*TASK DIRECTIONS*
Show every line in the records below that contains the word "西北地区".

*RECORDED DATA*
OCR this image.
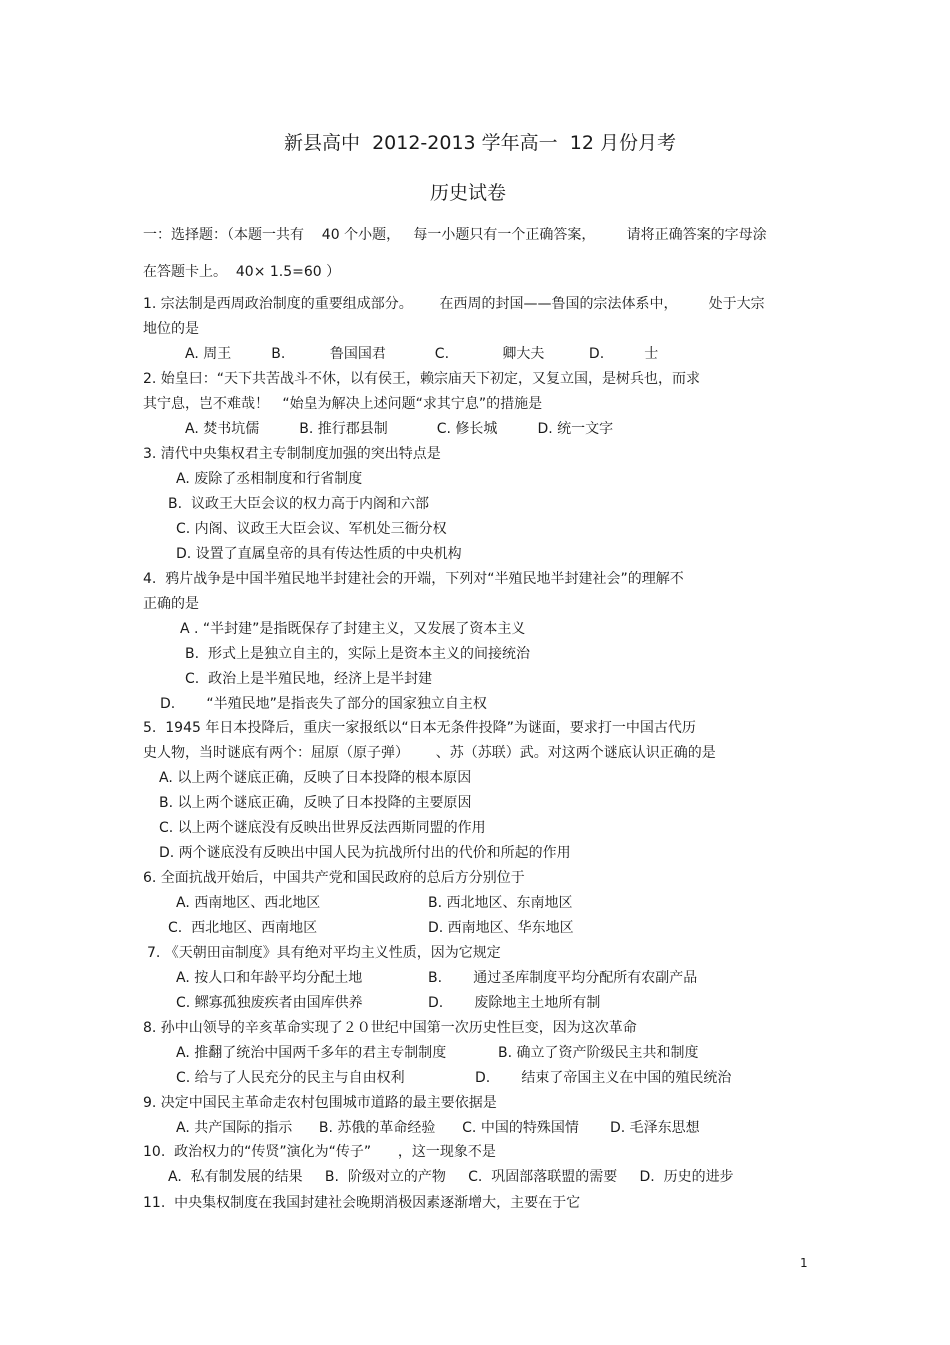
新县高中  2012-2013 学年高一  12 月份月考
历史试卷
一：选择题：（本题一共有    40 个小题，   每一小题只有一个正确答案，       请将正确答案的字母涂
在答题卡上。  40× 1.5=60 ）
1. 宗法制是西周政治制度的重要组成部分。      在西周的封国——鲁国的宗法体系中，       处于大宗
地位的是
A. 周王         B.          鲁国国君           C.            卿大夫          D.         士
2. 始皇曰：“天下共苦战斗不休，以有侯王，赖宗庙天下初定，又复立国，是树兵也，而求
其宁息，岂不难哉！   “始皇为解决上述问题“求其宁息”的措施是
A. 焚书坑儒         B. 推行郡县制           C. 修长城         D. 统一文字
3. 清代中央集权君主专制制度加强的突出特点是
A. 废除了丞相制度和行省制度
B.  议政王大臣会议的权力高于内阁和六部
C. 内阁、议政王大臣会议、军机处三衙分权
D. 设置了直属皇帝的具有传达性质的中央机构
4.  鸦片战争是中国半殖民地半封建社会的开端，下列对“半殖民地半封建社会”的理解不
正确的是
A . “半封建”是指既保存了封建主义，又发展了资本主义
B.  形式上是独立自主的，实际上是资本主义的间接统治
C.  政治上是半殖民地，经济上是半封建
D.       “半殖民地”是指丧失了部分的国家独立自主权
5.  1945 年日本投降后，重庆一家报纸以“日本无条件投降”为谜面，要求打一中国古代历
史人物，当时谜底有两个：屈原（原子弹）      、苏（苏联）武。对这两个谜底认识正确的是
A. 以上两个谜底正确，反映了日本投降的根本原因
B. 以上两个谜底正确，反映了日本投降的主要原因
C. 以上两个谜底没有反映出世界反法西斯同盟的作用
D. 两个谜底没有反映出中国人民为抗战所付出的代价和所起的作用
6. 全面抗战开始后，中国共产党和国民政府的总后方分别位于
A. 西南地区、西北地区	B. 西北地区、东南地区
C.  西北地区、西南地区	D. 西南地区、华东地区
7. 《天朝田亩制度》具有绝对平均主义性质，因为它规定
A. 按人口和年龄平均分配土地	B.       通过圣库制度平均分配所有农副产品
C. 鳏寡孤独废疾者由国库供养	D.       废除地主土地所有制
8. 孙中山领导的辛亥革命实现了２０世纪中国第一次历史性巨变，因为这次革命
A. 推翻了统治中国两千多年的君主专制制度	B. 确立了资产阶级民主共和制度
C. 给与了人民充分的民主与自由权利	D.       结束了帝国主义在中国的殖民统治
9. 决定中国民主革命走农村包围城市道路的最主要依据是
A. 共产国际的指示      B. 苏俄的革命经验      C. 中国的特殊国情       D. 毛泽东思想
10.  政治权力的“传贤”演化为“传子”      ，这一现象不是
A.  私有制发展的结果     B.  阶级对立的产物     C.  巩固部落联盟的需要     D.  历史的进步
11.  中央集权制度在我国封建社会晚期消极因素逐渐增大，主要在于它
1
...
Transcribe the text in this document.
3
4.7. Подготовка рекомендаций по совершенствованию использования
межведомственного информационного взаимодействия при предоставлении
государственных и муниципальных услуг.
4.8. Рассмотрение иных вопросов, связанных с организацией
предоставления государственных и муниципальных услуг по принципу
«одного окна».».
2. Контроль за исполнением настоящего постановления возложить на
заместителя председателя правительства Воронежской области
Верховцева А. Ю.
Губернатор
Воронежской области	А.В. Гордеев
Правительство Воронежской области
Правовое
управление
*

*ANSWER TO THE EXERCISE*
A. 西南地区、西北地区	B. 西北地区、东南地区
C.  西北地区、西南地区	D. 西南地区、华东地区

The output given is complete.